— Work to do —
Will you extract the entries word for word? Images should not appear in the copy.
###
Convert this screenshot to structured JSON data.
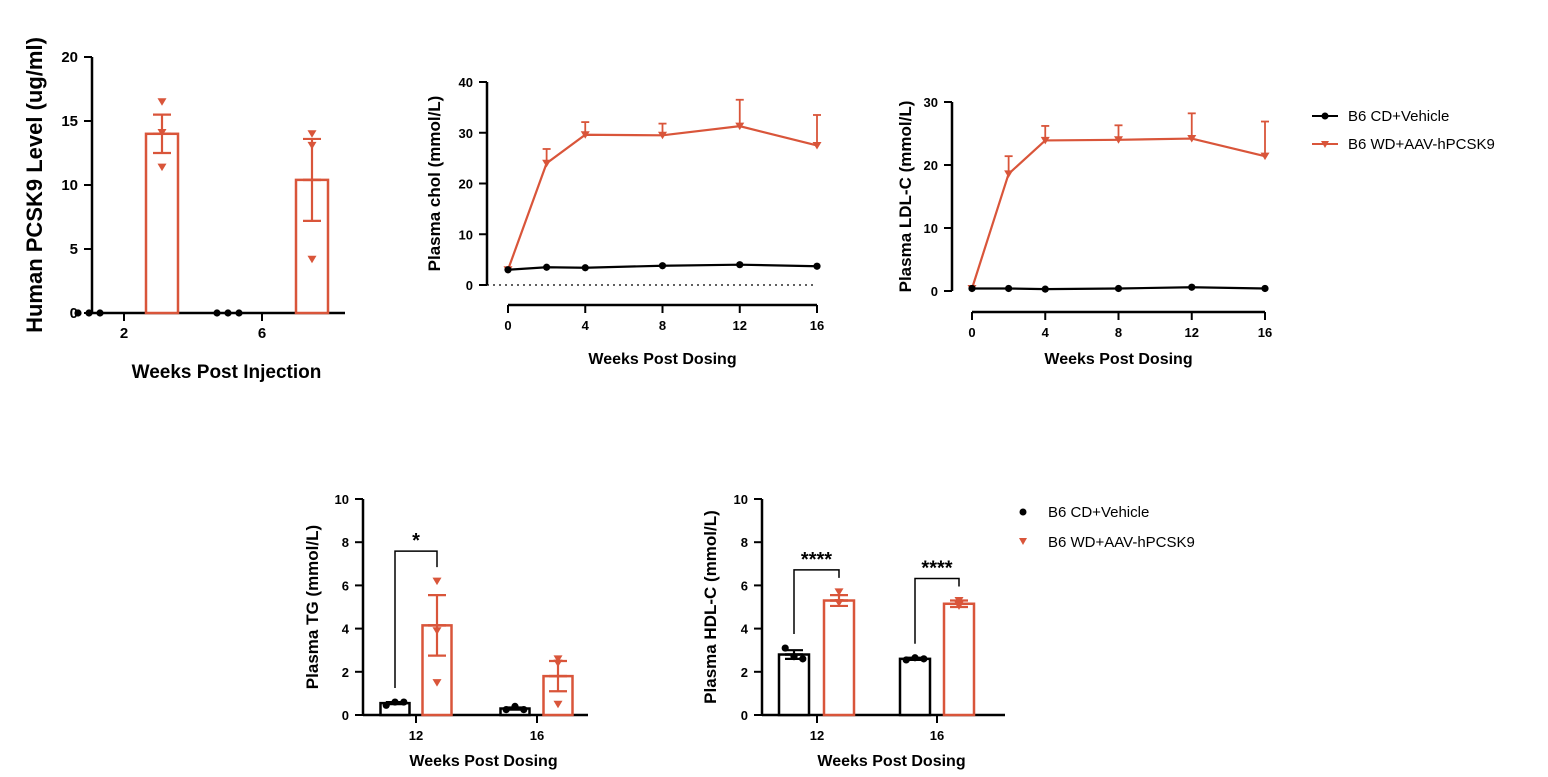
{
  "colors": {
    "control": "#000000",
    "treated": "#D9553A"
  },
  "legend": {
    "control": "B6 CD+Vehicle",
    "treated": "B6 WD+AAV-hPCSK9"
  },
  "chart_data": [
    {
      "id": "pcsk9",
      "type": "bar",
      "ylabel": "Human PCSK9 Level (ug/ml)",
      "xlabel": "Weeks Post Injection",
      "ylim": [
        0,
        20
      ],
      "yticks": [
        0,
        5,
        10,
        15,
        20
      ],
      "categories": [
        "2",
        "6"
      ],
      "series": [
        {
          "name": "B6 CD+Vehicle",
          "values": [
            0,
            0
          ],
          "sem": [
            0,
            0
          ],
          "points": [
            [
              0,
              0,
              0
            ],
            [
              0,
              0,
              0
            ]
          ]
        },
        {
          "name": "B6 WD+AAV-hPCSK9",
          "values": [
            14.0,
            10.4
          ],
          "sem": [
            1.5,
            3.2
          ],
          "points": [
            [
              16.5,
              14.1,
              11.4
            ],
            [
              14.0,
              13.1,
              4.2
            ]
          ]
        }
      ]
    },
    {
      "id": "chol",
      "type": "line",
      "ylabel": "Plasma chol (mmol/L)",
      "xlabel": "Weeks Post Dosing",
      "ylim": [
        0,
        40
      ],
      "yticks": [
        0,
        10,
        20,
        30,
        40
      ],
      "x": [
        0,
        2,
        4,
        8,
        12,
        16
      ],
      "xticks": [
        0,
        4,
        8,
        12,
        16
      ],
      "series": [
        {
          "name": "B6 CD+Vehicle",
          "values": [
            3.0,
            3.5,
            3.4,
            3.8,
            4.0,
            3.7
          ],
          "sem": [
            0,
            0,
            0,
            0,
            0,
            0
          ]
        },
        {
          "name": "B6 WD+AAV-hPCSK9",
          "values": [
            3.0,
            24.0,
            29.6,
            29.5,
            31.3,
            27.5
          ],
          "sem": [
            0,
            2.8,
            2.5,
            2.3,
            5.2,
            6.0
          ]
        }
      ]
    },
    {
      "id": "ldl",
      "type": "line",
      "ylabel": "Plasma LDL-C (mmol/L)",
      "xlabel": "Weeks Post Dosing",
      "ylim": [
        0,
        30
      ],
      "yticks": [
        0,
        10,
        20,
        30
      ],
      "x": [
        0,
        2,
        4,
        8,
        12,
        16
      ],
      "xticks": [
        0,
        4,
        8,
        12,
        16
      ],
      "series": [
        {
          "name": "B6 CD+Vehicle",
          "values": [
            0.4,
            0.4,
            0.3,
            0.4,
            0.6,
            0.4
          ],
          "sem": [
            0,
            0,
            0,
            0,
            0,
            0
          ]
        },
        {
          "name": "B6 WD+AAV-hPCSK9",
          "values": [
            0.4,
            18.6,
            23.9,
            24.0,
            24.2,
            21.4
          ],
          "sem": [
            0,
            2.8,
            2.3,
            2.3,
            4.0,
            5.5
          ]
        }
      ]
    },
    {
      "id": "tg",
      "type": "bar",
      "ylabel": "Plasma TG (mmol/L)",
      "xlabel": "Weeks Post Dosing",
      "ylim": [
        0,
        10
      ],
      "yticks": [
        0,
        2,
        4,
        6,
        8,
        10
      ],
      "categories": [
        "12",
        "16"
      ],
      "series": [
        {
          "name": "B6 CD+Vehicle",
          "values": [
            0.55,
            0.3
          ],
          "sem": [
            0.05,
            0.05
          ],
          "points": [
            [
              0.45,
              0.6,
              0.6
            ],
            [
              0.25,
              0.4,
              0.25
            ]
          ]
        },
        {
          "name": "B6 WD+AAV-hPCSK9",
          "values": [
            4.15,
            1.8
          ],
          "sem": [
            1.4,
            0.7
          ],
          "points": [
            [
              6.2,
              3.9,
              1.5
            ],
            [
              2.6,
              2.4,
              0.5
            ]
          ]
        }
      ],
      "annotations": [
        {
          "category_index": 0,
          "label": "*"
        }
      ]
    },
    {
      "id": "hdl",
      "type": "bar",
      "ylabel": "Plasma HDL-C (mmol/L)",
      "xlabel": "Weeks Post Dosing",
      "ylim": [
        0,
        10
      ],
      "yticks": [
        0,
        2,
        4,
        6,
        8,
        10
      ],
      "categories": [
        "12",
        "16"
      ],
      "series": [
        {
          "name": "B6 CD+Vehicle",
          "values": [
            2.8,
            2.6
          ],
          "sem": [
            0.2,
            0.05
          ],
          "points": [
            [
              3.1,
              2.7,
              2.6
            ],
            [
              2.55,
              2.65,
              2.6
            ]
          ]
        },
        {
          "name": "B6 WD+AAV-hPCSK9",
          "values": [
            5.3,
            5.15
          ],
          "sem": [
            0.25,
            0.15
          ],
          "points": [
            [
              5.7,
              5.2,
              5.2
            ],
            [
              5.3,
              5.1,
              5.05
            ]
          ]
        }
      ],
      "annotations": [
        {
          "category_index": 0,
          "label": "****"
        },
        {
          "category_index": 1,
          "label": "****"
        }
      ]
    }
  ]
}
###
— Exercise response —
Convert this screenshot to structured JSON data.
{
  "colors": {
    "control": "#000000",
    "treated": "#D9553A"
  },
  "legend": {
    "control": "B6 CD+Vehicle",
    "treated": "B6 WD+AAV-hPCSK9"
  },
  "chart_data": [
    {
      "id": "pcsk9",
      "type": "bar",
      "ylabel": "Human PCSK9 Level (ug/ml)",
      "xlabel": "Weeks Post Injection",
      "ylim": [
        0,
        20
      ],
      "yticks": [
        0,
        5,
        10,
        15,
        20
      ],
      "categories": [
        "2",
        "6"
      ],
      "series": [
        {
          "name": "B6 CD+Vehicle",
          "values": [
            0,
            0
          ],
          "sem": [
            0,
            0
          ],
          "points": [
            [
              0,
              0,
              0
            ],
            [
              0,
              0,
              0
            ]
          ]
        },
        {
          "name": "B6 WD+AAV-hPCSK9",
          "values": [
            14.0,
            10.4
          ],
          "sem": [
            1.5,
            3.2
          ],
          "points": [
            [
              16.5,
              14.1,
              11.4
            ],
            [
              14.0,
              13.1,
              4.2
            ]
          ]
        }
      ]
    },
    {
      "id": "chol",
      "type": "line",
      "ylabel": "Plasma chol (mmol/L)",
      "xlabel": "Weeks Post Dosing",
      "ylim": [
        0,
        40
      ],
      "yticks": [
        0,
        10,
        20,
        30,
        40
      ],
      "x": [
        0,
        2,
        4,
        8,
        12,
        16
      ],
      "xticks": [
        0,
        4,
        8,
        12,
        16
      ],
      "series": [
        {
          "name": "B6 CD+Vehicle",
          "values": [
            3.0,
            3.5,
            3.4,
            3.8,
            4.0,
            3.7
          ],
          "sem": [
            0,
            0,
            0,
            0,
            0,
            0
          ]
        },
        {
          "name": "B6 WD+AAV-hPCSK9",
          "values": [
            3.0,
            24.0,
            29.6,
            29.5,
            31.3,
            27.5
          ],
          "sem": [
            0,
            2.8,
            2.5,
            2.3,
            5.2,
            6.0
          ]
        }
      ]
    },
    {
      "id": "ldl",
      "type": "line",
      "ylabel": "Plasma LDL-C (mmol/L)",
      "xlabel": "Weeks Post Dosing",
      "ylim": [
        0,
        30
      ],
      "yticks": [
        0,
        10,
        20,
        30
      ],
      "x": [
        0,
        2,
        4,
        8,
        12,
        16
      ],
      "xticks": [
        0,
        4,
        8,
        12,
        16
      ],
      "series": [
        {
          "name": "B6 CD+Vehicle",
          "values": [
            0.4,
            0.4,
            0.3,
            0.4,
            0.6,
            0.4
          ],
          "sem": [
            0,
            0,
            0,
            0,
            0,
            0
          ]
        },
        {
          "name": "B6 WD+AAV-hPCSK9",
          "values": [
            0.4,
            18.6,
            23.9,
            24.0,
            24.2,
            21.4
          ],
          "sem": [
            0,
            2.8,
            2.3,
            2.3,
            4.0,
            5.5
          ]
        }
      ]
    },
    {
      "id": "tg",
      "type": "bar",
      "ylabel": "Plasma TG (mmol/L)",
      "xlabel": "Weeks Post Dosing",
      "ylim": [
        0,
        10
      ],
      "yticks": [
        0,
        2,
        4,
        6,
        8,
        10
      ],
      "categories": [
        "12",
        "16"
      ],
      "series": [
        {
          "name": "B6 CD+Vehicle",
          "values": [
            0.55,
            0.3
          ],
          "sem": [
            0.05,
            0.05
          ],
          "points": [
            [
              0.45,
              0.6,
              0.6
            ],
            [
              0.25,
              0.4,
              0.25
            ]
          ]
        },
        {
          "name": "B6 WD+AAV-hPCSK9",
          "values": [
            4.15,
            1.8
          ],
          "sem": [
            1.4,
            0.7
          ],
          "points": [
            [
              6.2,
              3.9,
              1.5
            ],
            [
              2.6,
              2.4,
              0.5
            ]
          ]
        }
      ],
      "annotations": [
        {
          "category_index": 0,
          "label": "*"
        }
      ]
    },
    {
      "id": "hdl",
      "type": "bar",
      "ylabel": "Plasma HDL-C (mmol/L)",
      "xlabel": "Weeks Post Dosing",
      "ylim": [
        0,
        10
      ],
      "yticks": [
        0,
        2,
        4,
        6,
        8,
        10
      ],
      "categories": [
        "12",
        "16"
      ],
      "series": [
        {
          "name": "B6 CD+Vehicle",
          "values": [
            2.8,
            2.6
          ],
          "sem": [
            0.2,
            0.05
          ],
          "points": [
            [
              3.1,
              2.7,
              2.6
            ],
            [
              2.55,
              2.65,
              2.6
            ]
          ]
        },
        {
          "name": "B6 WD+AAV-hPCSK9",
          "values": [
            5.3,
            5.15
          ],
          "sem": [
            0.25,
            0.15
          ],
          "points": [
            [
              5.7,
              5.2,
              5.2
            ],
            [
              5.3,
              5.1,
              5.05
            ]
          ]
        }
      ],
      "annotations": [
        {
          "category_index": 0,
          "label": "****"
        },
        {
          "category_index": 1,
          "label": "****"
        }
      ]
    }
  ]
}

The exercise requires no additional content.